AIM: Transcribe the full listing exactly, and drop every picture.

Dataset listings of figures:

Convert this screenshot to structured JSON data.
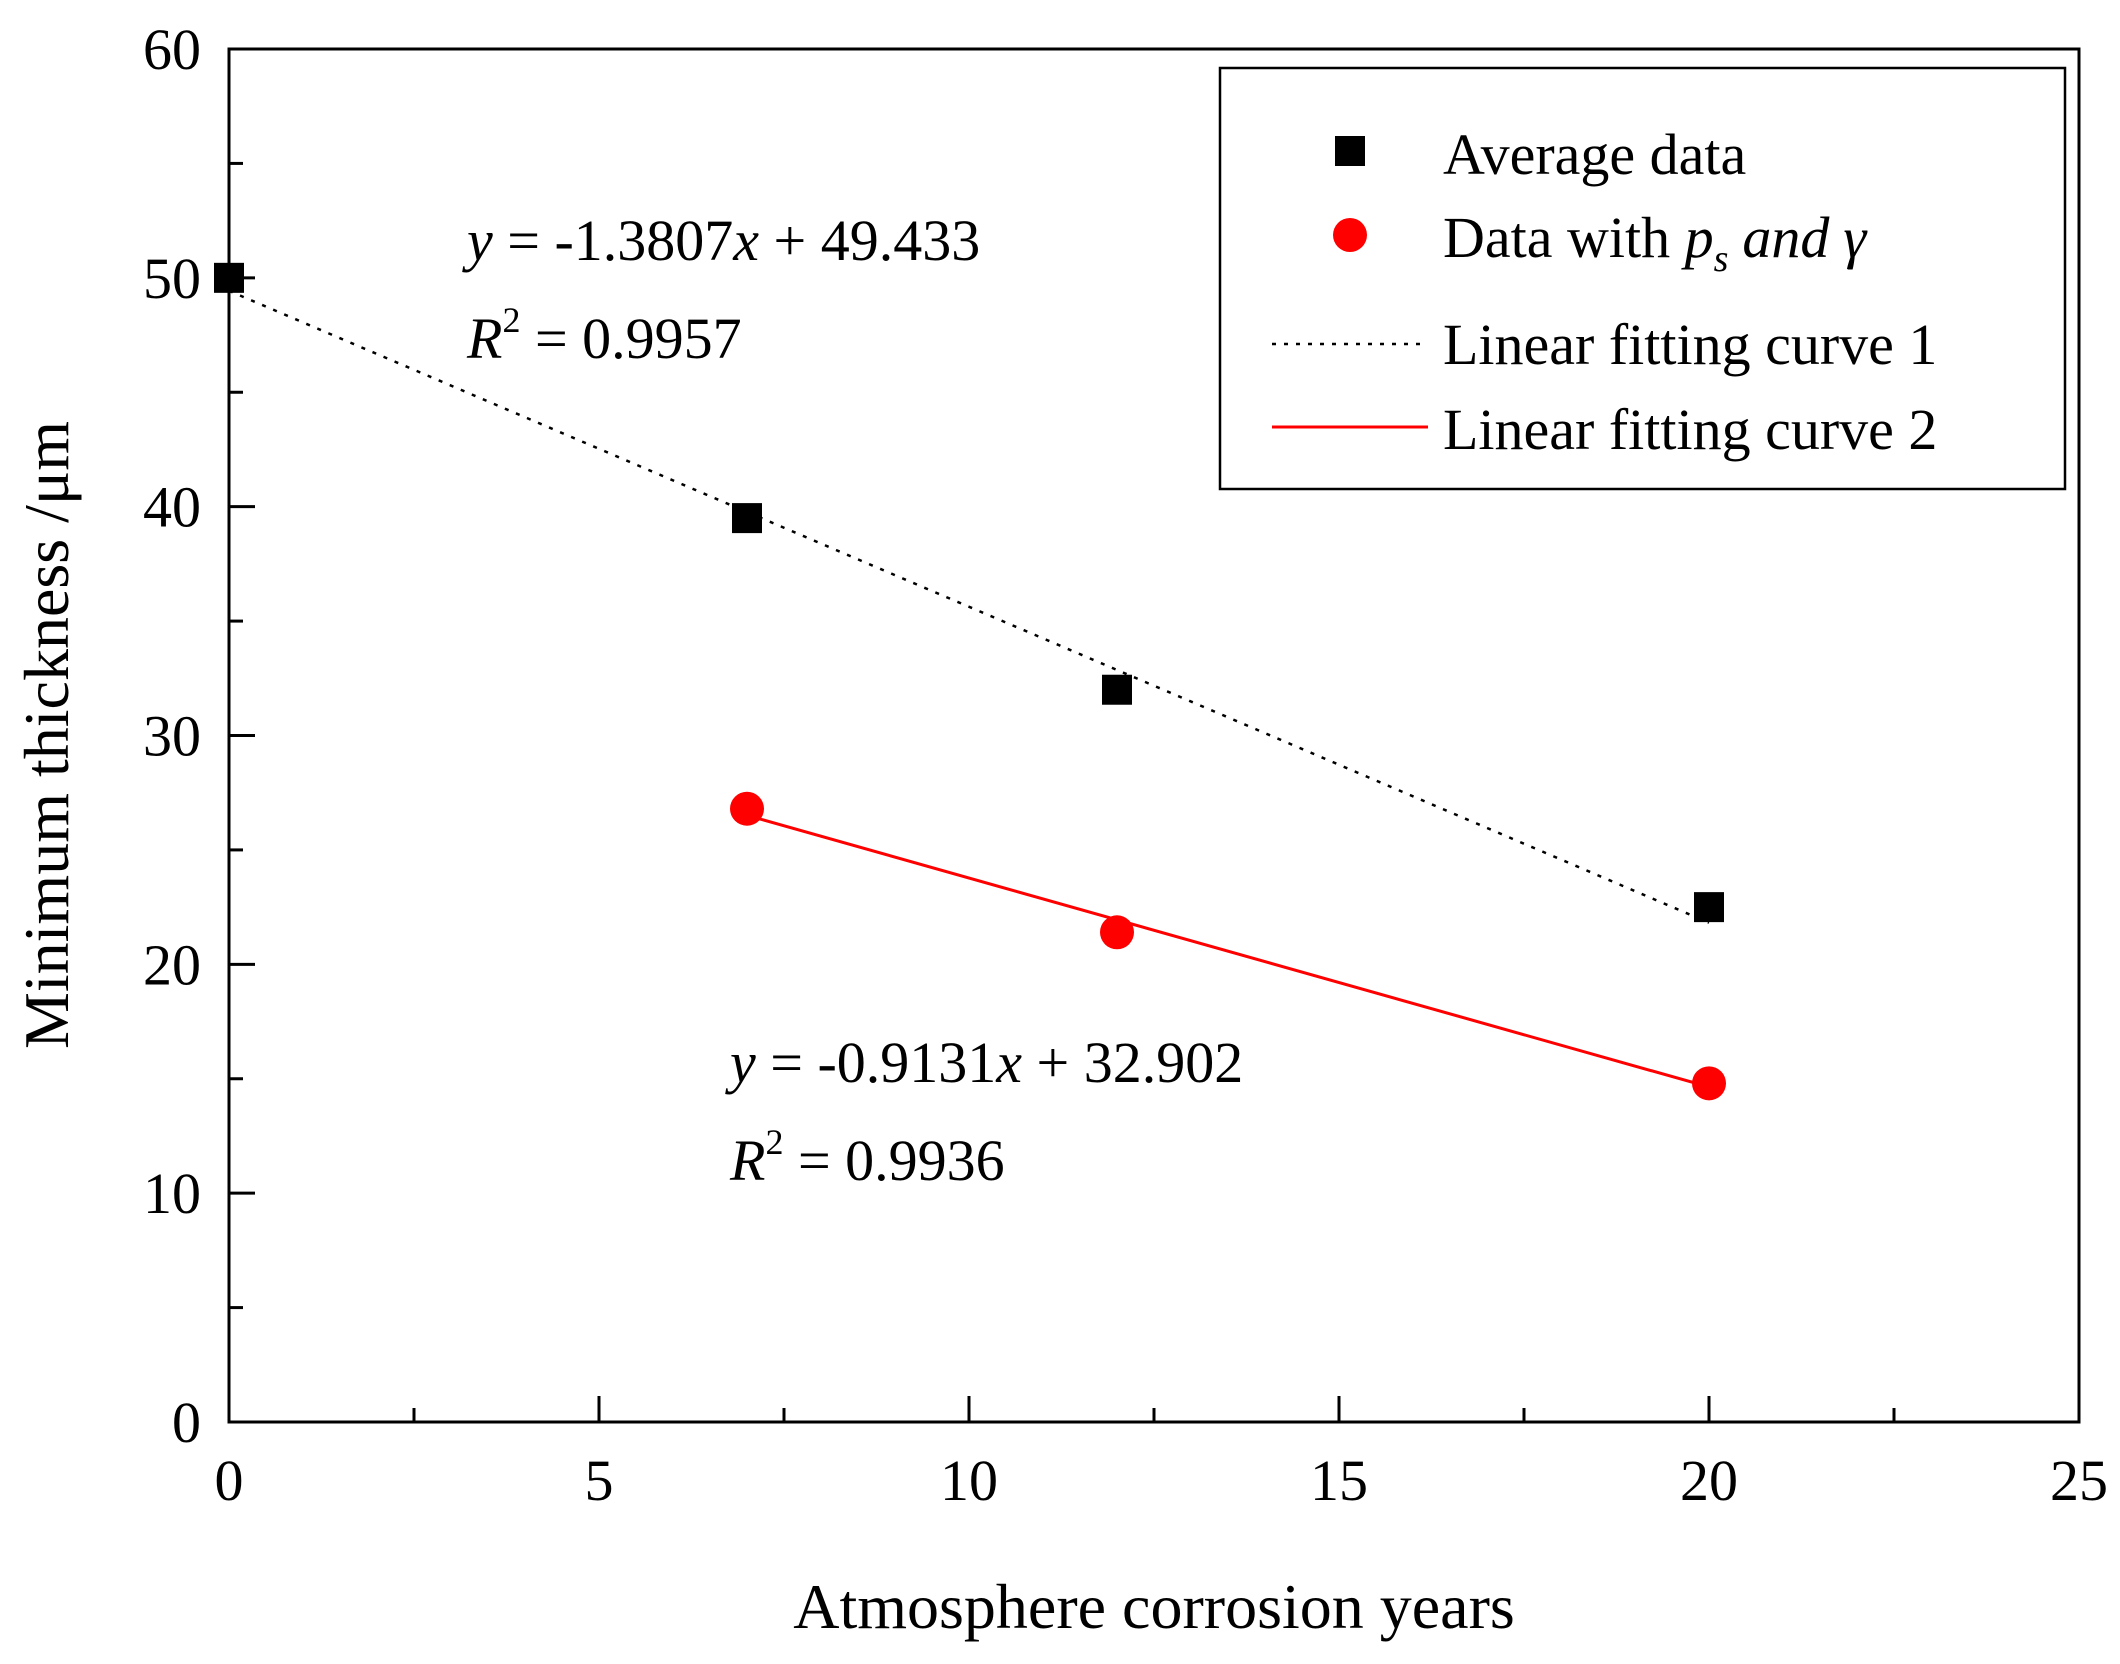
{
  "chart_data": {
    "type": "scatter",
    "xlabel": "Atmosphere corrosion years",
    "ylabel": "Minimum thickness /μm",
    "xlim": [
      0,
      25
    ],
    "ylim": [
      0,
      60
    ],
    "x_ticks": [
      0,
      5,
      10,
      15,
      20,
      25
    ],
    "y_ticks": [
      0,
      10,
      20,
      30,
      40,
      50,
      60
    ],
    "x_tick_labels": [
      "0",
      "5",
      "10",
      "15",
      "20",
      "25"
    ],
    "y_tick_labels": [
      "0",
      "10",
      "20",
      "30",
      "40",
      "50",
      "60"
    ],
    "grid": false,
    "legend_position": "top-right",
    "series": [
      {
        "name": "Average data",
        "marker": "square",
        "color": "#000000",
        "x": [
          0,
          7,
          12,
          20
        ],
        "y": [
          50.0,
          39.5,
          32.0,
          22.5
        ]
      },
      {
        "name": "Data with p_s and γ",
        "marker": "circle",
        "color": "#ff0000",
        "x": [
          7,
          12,
          20
        ],
        "y": [
          26.8,
          21.4,
          14.8
        ]
      }
    ],
    "fits": [
      {
        "name": "Linear fitting curve 1",
        "style": "dotted",
        "color": "#000000",
        "slope": -1.3807,
        "intercept": 49.433,
        "x_range": [
          0,
          20
        ],
        "slope_text": "-1.3807",
        "intercept_text": "49.433",
        "r2_text": "0.9957"
      },
      {
        "name": "Linear fitting curve 2",
        "style": "solid",
        "color": "#ff0000",
        "slope": -0.9131,
        "intercept": 32.902,
        "x_range": [
          7,
          20
        ],
        "slope_text": "-0.9131",
        "intercept_text": "32.902",
        "r2_text": "0.9936"
      }
    ],
    "legend": {
      "entry1": "Average data",
      "entry2_prefix": "Data with ",
      "entry2_p": "p",
      "entry2_sub": "s",
      "entry2_and": "and",
      "entry2_gamma": "γ",
      "entry3": "Linear fitting curve 1",
      "entry4": "Linear fitting curve 2"
    }
  }
}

RESULT OF THE EXERCISE:
Convert this screenshot to structured JSON data.
{
  "chart_data": {
    "type": "scatter",
    "xlabel": "Atmosphere corrosion years",
    "ylabel": "Minimum thickness /μm",
    "xlim": [
      0,
      25
    ],
    "ylim": [
      0,
      60
    ],
    "x_ticks": [
      0,
      5,
      10,
      15,
      20,
      25
    ],
    "y_ticks": [
      0,
      10,
      20,
      30,
      40,
      50,
      60
    ],
    "x_tick_labels": [
      "0",
      "5",
      "10",
      "15",
      "20",
      "25"
    ],
    "y_tick_labels": [
      "0",
      "10",
      "20",
      "30",
      "40",
      "50",
      "60"
    ],
    "grid": false,
    "legend_position": "top-right",
    "series": [
      {
        "name": "Average data",
        "marker": "square",
        "color": "#000000",
        "x": [
          0,
          7,
          12,
          20
        ],
        "y": [
          50.0,
          39.5,
          32.0,
          22.5
        ]
      },
      {
        "name": "Data with p_s and γ",
        "marker": "circle",
        "color": "#ff0000",
        "x": [
          7,
          12,
          20
        ],
        "y": [
          26.8,
          21.4,
          14.8
        ]
      }
    ],
    "fits": [
      {
        "name": "Linear fitting curve 1",
        "style": "dotted",
        "color": "#000000",
        "slope": -1.3807,
        "intercept": 49.433,
        "x_range": [
          0,
          20
        ],
        "slope_text": "-1.3807",
        "intercept_text": "49.433",
        "r2_text": "0.9957"
      },
      {
        "name": "Linear fitting curve 2",
        "style": "solid",
        "color": "#ff0000",
        "slope": -0.9131,
        "intercept": 32.902,
        "x_range": [
          7,
          20
        ],
        "slope_text": "-0.9131",
        "intercept_text": "32.902",
        "r2_text": "0.9936"
      }
    ],
    "legend": {
      "entry1": "Average data",
      "entry2_prefix": "Data with ",
      "entry2_p": "p",
      "entry2_sub": "s",
      "entry2_and": "and",
      "entry2_gamma": "γ",
      "entry3": "Linear fitting curve 1",
      "entry4": "Linear fitting curve 2"
    }
  }
}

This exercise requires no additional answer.